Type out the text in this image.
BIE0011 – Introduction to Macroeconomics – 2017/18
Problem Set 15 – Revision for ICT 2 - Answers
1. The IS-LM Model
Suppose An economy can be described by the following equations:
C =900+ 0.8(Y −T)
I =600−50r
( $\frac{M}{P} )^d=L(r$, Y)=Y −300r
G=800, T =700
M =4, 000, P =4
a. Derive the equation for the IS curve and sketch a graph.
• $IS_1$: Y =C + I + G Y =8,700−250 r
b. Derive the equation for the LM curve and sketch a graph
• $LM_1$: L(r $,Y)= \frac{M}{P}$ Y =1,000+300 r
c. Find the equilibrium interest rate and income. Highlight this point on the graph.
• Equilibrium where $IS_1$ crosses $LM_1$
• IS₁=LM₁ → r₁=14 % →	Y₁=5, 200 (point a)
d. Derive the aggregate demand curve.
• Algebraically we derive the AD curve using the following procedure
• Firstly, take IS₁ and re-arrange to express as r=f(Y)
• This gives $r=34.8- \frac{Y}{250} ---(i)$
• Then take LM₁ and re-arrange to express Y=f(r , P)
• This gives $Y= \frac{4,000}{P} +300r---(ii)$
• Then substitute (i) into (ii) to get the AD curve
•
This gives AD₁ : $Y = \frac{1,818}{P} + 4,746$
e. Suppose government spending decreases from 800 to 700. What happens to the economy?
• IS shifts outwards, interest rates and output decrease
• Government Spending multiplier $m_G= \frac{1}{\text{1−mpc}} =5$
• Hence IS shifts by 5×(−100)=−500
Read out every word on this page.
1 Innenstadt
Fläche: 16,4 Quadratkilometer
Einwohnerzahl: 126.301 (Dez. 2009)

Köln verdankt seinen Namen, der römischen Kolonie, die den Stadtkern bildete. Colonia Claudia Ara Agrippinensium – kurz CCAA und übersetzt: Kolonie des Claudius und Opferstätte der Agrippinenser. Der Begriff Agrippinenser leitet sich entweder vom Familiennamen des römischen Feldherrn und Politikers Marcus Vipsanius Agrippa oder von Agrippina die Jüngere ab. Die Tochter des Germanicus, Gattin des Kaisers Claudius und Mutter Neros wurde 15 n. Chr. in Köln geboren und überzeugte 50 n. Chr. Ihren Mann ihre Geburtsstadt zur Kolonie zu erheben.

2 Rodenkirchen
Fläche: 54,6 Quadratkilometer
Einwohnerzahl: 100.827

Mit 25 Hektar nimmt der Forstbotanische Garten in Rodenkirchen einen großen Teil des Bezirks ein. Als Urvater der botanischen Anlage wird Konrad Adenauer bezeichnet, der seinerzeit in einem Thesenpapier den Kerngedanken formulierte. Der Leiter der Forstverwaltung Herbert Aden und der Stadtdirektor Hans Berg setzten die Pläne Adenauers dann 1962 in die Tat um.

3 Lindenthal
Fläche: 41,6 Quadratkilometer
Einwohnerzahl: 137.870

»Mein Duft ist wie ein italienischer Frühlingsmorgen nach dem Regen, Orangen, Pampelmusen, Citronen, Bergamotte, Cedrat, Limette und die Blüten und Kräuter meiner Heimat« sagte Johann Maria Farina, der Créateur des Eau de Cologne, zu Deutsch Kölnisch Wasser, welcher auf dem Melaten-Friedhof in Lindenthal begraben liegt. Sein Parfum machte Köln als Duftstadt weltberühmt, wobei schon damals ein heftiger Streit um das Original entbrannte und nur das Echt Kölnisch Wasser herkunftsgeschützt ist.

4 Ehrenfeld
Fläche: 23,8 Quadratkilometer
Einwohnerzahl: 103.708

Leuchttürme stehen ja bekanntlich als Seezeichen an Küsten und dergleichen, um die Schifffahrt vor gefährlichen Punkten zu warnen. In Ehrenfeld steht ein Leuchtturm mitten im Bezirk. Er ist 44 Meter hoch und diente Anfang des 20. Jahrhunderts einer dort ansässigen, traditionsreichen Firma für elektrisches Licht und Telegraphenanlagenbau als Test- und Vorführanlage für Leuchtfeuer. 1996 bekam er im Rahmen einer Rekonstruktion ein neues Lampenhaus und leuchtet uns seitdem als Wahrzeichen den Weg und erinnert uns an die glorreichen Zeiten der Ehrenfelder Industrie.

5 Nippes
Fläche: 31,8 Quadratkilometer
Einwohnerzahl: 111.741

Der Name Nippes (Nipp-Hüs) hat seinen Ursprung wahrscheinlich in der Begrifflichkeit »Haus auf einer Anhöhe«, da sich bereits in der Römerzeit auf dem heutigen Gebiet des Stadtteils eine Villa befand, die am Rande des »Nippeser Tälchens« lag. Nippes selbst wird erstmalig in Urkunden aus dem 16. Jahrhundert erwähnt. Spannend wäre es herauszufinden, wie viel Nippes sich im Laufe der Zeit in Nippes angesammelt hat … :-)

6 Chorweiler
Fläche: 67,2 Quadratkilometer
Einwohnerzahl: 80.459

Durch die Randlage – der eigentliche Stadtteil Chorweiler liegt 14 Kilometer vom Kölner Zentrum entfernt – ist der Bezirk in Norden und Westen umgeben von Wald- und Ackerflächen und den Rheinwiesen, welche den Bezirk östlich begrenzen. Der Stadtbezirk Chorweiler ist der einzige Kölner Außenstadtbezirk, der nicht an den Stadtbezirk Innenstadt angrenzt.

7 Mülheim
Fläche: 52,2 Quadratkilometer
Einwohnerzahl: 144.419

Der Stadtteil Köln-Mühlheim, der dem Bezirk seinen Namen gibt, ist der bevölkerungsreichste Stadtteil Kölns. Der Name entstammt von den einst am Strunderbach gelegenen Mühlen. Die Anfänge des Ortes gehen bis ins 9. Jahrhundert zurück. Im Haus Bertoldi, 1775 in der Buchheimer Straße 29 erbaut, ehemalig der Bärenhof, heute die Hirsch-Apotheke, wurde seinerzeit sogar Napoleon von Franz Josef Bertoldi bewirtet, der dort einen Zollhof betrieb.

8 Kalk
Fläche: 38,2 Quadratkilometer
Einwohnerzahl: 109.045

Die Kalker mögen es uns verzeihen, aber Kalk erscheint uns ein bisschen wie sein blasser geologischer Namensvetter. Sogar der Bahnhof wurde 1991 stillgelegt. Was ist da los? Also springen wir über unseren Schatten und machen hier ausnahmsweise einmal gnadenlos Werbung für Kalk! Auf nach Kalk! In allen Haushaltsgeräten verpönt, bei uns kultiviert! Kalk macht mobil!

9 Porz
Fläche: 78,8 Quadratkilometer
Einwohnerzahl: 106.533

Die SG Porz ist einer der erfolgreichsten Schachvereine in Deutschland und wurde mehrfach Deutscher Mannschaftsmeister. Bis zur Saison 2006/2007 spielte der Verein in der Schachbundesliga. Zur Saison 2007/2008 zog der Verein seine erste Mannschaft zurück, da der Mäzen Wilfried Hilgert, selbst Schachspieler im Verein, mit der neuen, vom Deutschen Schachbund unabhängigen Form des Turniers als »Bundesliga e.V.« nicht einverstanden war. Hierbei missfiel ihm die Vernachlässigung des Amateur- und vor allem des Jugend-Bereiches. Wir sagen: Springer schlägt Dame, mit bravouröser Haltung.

★ ★ ★ ★ ★

WHAT YOU NEED TO DO » Read through the entries and copy each line in which "sketch" appears.

TASK SOLUTION »
a. Derive the equation for the IS curve and sketch a graph.
b. Derive the equation for the LM curve and sketch a graph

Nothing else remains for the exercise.